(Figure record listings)

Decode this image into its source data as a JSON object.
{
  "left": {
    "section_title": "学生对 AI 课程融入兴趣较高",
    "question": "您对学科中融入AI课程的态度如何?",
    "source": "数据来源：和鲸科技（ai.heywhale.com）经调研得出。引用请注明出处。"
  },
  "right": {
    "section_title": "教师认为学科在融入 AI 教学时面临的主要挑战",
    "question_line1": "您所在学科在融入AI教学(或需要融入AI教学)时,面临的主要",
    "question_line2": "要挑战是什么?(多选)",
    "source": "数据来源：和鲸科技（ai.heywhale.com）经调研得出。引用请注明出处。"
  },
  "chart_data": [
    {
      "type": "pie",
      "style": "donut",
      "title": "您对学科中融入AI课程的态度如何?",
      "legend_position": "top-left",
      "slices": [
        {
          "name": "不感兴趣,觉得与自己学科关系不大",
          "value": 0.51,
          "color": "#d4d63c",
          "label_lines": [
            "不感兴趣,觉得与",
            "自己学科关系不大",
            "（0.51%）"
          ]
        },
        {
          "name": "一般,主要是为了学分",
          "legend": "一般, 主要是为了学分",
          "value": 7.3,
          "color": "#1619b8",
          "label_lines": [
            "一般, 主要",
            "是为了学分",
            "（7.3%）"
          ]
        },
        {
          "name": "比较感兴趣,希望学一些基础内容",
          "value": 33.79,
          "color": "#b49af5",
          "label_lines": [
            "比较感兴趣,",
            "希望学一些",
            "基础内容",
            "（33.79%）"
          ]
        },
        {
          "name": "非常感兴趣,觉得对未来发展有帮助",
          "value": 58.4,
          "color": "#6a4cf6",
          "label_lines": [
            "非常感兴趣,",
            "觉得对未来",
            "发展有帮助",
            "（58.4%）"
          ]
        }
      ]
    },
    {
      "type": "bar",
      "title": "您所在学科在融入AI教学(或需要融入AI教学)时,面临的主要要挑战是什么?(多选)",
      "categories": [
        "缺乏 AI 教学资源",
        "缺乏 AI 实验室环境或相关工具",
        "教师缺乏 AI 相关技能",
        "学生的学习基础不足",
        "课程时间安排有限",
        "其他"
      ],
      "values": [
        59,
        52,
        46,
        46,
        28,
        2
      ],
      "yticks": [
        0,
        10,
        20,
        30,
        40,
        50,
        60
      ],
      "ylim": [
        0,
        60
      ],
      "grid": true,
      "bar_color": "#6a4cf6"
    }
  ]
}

**Your task:**
Reproduce the entries above in full, verbatim.

**Response:**
Decode this image into its source data as a JSON object.
{
  "left": {
    "section_title": "学生对 AI 课程融入兴趣较高",
    "question": "您对学科中融入AI课程的态度如何?",
    "source": "数据来源：和鲸科技（ai.heywhale.com）经调研得出。引用请注明出处。"
  },
  "right": {
    "section_title": "教师认为学科在融入 AI 教学时面临的主要挑战",
    "question_line1": "您所在学科在融入AI教学(或需要融入AI教学)时,面临的主要",
    "question_line2": "要挑战是什么?(多选)",
    "source": "数据来源：和鲸科技（ai.heywhale.com）经调研得出。引用请注明出处。"
  },
  "chart_data": [
    {
      "type": "pie",
      "style": "donut",
      "title": "您对学科中融入AI课程的态度如何?",
      "legend_position": "top-left",
      "slices": [
        {
          "name": "不感兴趣,觉得与自己学科关系不大",
          "value": 0.51,
          "color": "#d4d63c",
          "label_lines": [
            "不感兴趣,觉得与",
            "自己学科关系不大",
            "（0.51%）"
          ]
        },
        {
          "name": "一般,主要是为了学分",
          "legend": "一般, 主要是为了学分",
          "value": 7.3,
          "color": "#1619b8",
          "label_lines": [
            "一般, 主要",
            "是为了学分",
            "（7.3%）"
          ]
        },
        {
          "name": "比较感兴趣,希望学一些基础内容",
          "value": 33.79,
          "color": "#b49af5",
          "label_lines": [
            "比较感兴趣,",
            "希望学一些",
            "基础内容",
            "（33.79%）"
          ]
        },
        {
          "name": "非常感兴趣,觉得对未来发展有帮助",
          "value": 58.4,
          "color": "#6a4cf6",
          "label_lines": [
            "非常感兴趣,",
            "觉得对未来",
            "发展有帮助",
            "（58.4%）"
          ]
        }
      ]
    },
    {
      "type": "bar",
      "title": "您所在学科在融入AI教学(或需要融入AI教学)时,面临的主要要挑战是什么?(多选)",
      "categories": [
        "缺乏 AI 教学资源",
        "缺乏 AI 实验室环境或相关工具",
        "教师缺乏 AI 相关技能",
        "学生的学习基础不足",
        "课程时间安排有限",
        "其他"
      ],
      "values": [
        59,
        52,
        46,
        46,
        28,
        2
      ],
      "yticks": [
        0,
        10,
        20,
        30,
        40,
        50,
        60
      ],
      "ylim": [
        0,
        60
      ],
      "grid": true,
      "bar_color": "#6a4cf6"
    }
  ]
}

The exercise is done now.